Source records:
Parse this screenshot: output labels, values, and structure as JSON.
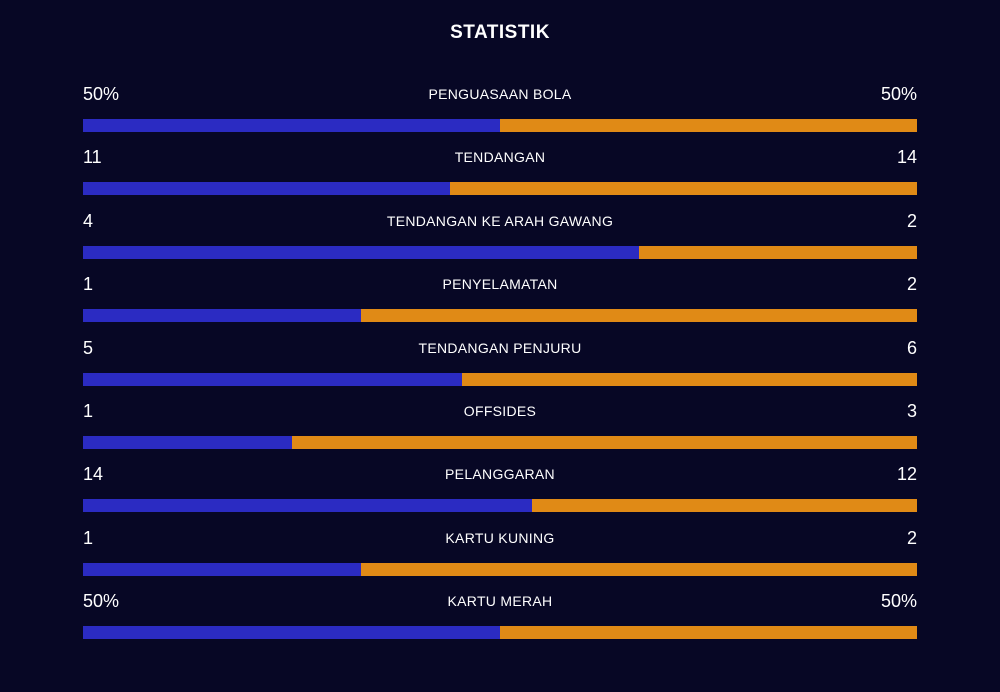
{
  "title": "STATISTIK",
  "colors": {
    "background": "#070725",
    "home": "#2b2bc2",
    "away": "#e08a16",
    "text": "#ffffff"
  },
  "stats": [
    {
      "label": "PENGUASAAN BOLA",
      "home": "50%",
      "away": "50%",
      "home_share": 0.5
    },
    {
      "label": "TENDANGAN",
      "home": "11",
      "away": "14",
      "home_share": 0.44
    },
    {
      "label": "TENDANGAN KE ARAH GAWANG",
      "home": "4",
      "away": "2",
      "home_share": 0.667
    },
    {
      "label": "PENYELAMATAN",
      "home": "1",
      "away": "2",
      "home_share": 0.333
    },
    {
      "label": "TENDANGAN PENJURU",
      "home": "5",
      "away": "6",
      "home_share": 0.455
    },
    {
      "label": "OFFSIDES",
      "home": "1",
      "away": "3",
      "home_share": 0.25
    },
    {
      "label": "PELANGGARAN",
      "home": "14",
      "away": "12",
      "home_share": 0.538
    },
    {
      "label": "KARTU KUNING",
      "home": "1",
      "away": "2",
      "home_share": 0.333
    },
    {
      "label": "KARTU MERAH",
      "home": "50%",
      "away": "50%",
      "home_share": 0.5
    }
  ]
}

--

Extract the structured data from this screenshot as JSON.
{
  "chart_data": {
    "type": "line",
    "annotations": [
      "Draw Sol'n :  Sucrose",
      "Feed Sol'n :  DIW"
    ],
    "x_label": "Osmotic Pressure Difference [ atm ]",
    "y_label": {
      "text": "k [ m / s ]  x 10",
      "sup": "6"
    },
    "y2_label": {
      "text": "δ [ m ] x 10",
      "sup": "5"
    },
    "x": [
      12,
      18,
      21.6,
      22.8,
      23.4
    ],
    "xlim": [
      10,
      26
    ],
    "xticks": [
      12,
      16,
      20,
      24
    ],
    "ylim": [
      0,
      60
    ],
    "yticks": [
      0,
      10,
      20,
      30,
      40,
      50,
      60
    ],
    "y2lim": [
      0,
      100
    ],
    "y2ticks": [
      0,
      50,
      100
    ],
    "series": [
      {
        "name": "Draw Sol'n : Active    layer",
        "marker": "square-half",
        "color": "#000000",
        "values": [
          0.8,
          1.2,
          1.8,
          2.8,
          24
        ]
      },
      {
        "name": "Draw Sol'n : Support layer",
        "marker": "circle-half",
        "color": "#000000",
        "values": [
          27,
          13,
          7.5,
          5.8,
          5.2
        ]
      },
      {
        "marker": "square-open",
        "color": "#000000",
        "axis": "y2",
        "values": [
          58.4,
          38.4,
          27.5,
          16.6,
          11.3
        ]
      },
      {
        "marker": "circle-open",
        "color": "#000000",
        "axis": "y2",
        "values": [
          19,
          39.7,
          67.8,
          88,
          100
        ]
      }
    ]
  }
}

--

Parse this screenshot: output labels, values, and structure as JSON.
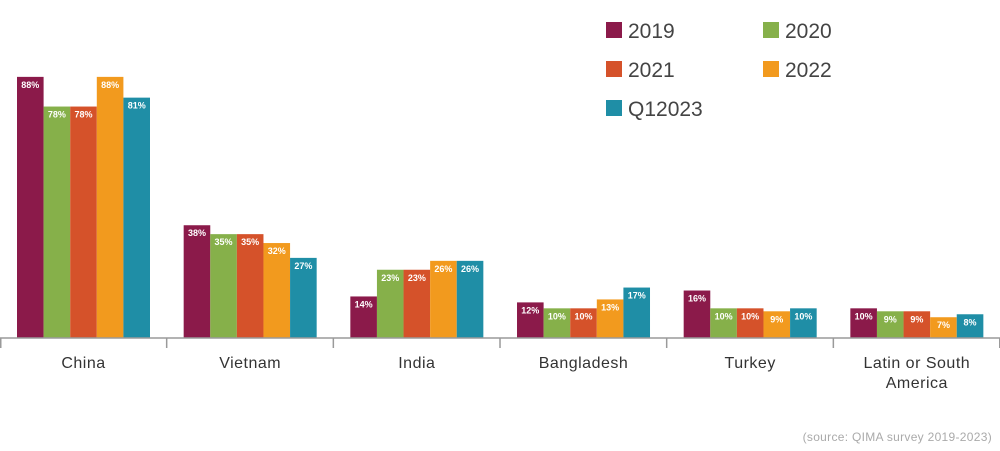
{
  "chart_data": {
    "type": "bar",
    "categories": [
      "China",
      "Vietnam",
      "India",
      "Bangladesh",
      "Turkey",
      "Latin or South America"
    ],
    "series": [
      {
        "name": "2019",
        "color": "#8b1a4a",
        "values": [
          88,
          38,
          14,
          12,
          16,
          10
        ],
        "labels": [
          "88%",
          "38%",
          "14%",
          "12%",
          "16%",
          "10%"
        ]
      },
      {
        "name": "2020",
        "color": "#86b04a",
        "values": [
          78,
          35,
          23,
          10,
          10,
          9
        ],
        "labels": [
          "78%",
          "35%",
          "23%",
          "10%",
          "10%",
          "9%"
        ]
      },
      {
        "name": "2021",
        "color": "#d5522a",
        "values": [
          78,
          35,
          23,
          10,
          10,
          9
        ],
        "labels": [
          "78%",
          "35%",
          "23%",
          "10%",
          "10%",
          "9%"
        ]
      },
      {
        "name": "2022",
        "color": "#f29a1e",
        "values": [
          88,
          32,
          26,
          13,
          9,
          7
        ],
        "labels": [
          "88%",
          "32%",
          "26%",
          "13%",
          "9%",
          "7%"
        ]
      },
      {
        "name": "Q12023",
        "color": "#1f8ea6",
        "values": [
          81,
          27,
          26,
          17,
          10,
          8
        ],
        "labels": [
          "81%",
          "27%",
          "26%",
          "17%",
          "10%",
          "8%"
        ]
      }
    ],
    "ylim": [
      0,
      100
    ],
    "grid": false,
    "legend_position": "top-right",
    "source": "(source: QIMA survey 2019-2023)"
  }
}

▸ **WHAT IS ASKED**:
Pick out every line holding the string "open" and return it.

▸ **COMPLETE RESPONSE**:
        "marker": "square-open",
        "marker": "circle-open",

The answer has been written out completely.